Task
What follows is a set of records; repeat all of them exactly.

Records for the task

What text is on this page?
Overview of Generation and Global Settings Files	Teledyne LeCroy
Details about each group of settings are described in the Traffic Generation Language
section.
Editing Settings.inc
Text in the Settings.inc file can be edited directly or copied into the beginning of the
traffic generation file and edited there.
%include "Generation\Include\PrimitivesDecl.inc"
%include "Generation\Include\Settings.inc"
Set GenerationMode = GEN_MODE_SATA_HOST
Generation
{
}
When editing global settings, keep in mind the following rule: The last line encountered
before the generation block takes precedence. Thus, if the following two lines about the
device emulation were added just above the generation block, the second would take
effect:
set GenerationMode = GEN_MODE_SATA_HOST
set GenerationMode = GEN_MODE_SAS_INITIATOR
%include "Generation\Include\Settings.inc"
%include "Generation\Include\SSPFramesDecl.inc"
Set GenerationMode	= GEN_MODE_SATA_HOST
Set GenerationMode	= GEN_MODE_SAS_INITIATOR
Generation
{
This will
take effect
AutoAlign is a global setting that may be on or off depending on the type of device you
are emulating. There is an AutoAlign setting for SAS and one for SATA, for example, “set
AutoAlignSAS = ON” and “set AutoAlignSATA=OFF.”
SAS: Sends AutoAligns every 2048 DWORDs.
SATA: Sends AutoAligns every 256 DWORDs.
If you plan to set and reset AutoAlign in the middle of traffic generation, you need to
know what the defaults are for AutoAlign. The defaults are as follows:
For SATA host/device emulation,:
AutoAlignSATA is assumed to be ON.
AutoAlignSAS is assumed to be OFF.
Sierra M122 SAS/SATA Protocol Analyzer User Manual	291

Result
What text is on this page?
Overview of Generation and Global Settings Files	Teledyne LeCroy
Details about each group of settings are described in the Traffic Generation Language
section.
Editing Settings.inc
Text in the Settings.inc file can be edited directly or copied into the beginning of the
traffic generation file and edited there.
%include "Generation\Include\PrimitivesDecl.inc"
%include "Generation\Include\Settings.inc"
Set GenerationMode = GEN_MODE_SATA_HOST
Generation
{
}
When editing global settings, keep in mind the following rule: The last line encountered
before the generation block takes precedence. Thus, if the following two lines about the
device emulation were added just above the generation block, the second would take
effect:
set GenerationMode = GEN_MODE_SATA_HOST
set GenerationMode = GEN_MODE_SAS_INITIATOR
%include "Generation\Include\Settings.inc"
%include "Generation\Include\SSPFramesDecl.inc"
Set GenerationMode	= GEN_MODE_SATA_HOST
Set GenerationMode	= GEN_MODE_SAS_INITIATOR
Generation
{
This will
take effect
AutoAlign is a global setting that may be on or off depending on the type of device you
are emulating. There is an AutoAlign setting for SAS and one for SATA, for example, “set
AutoAlignSAS = ON” and “set AutoAlignSATA=OFF.”
SAS: Sends AutoAligns every 2048 DWORDs.
SATA: Sends AutoAligns every 256 DWORDs.
If you plan to set and reset AutoAlign in the middle of traffic generation, you need to
know what the defaults are for AutoAlign. The defaults are as follows:
For SATA host/device emulation,:
AutoAlignSATA is assumed to be ON.
AutoAlignSAS is assumed to be OFF.
Sierra M122 SAS/SATA Protocol Analyzer User Manual	291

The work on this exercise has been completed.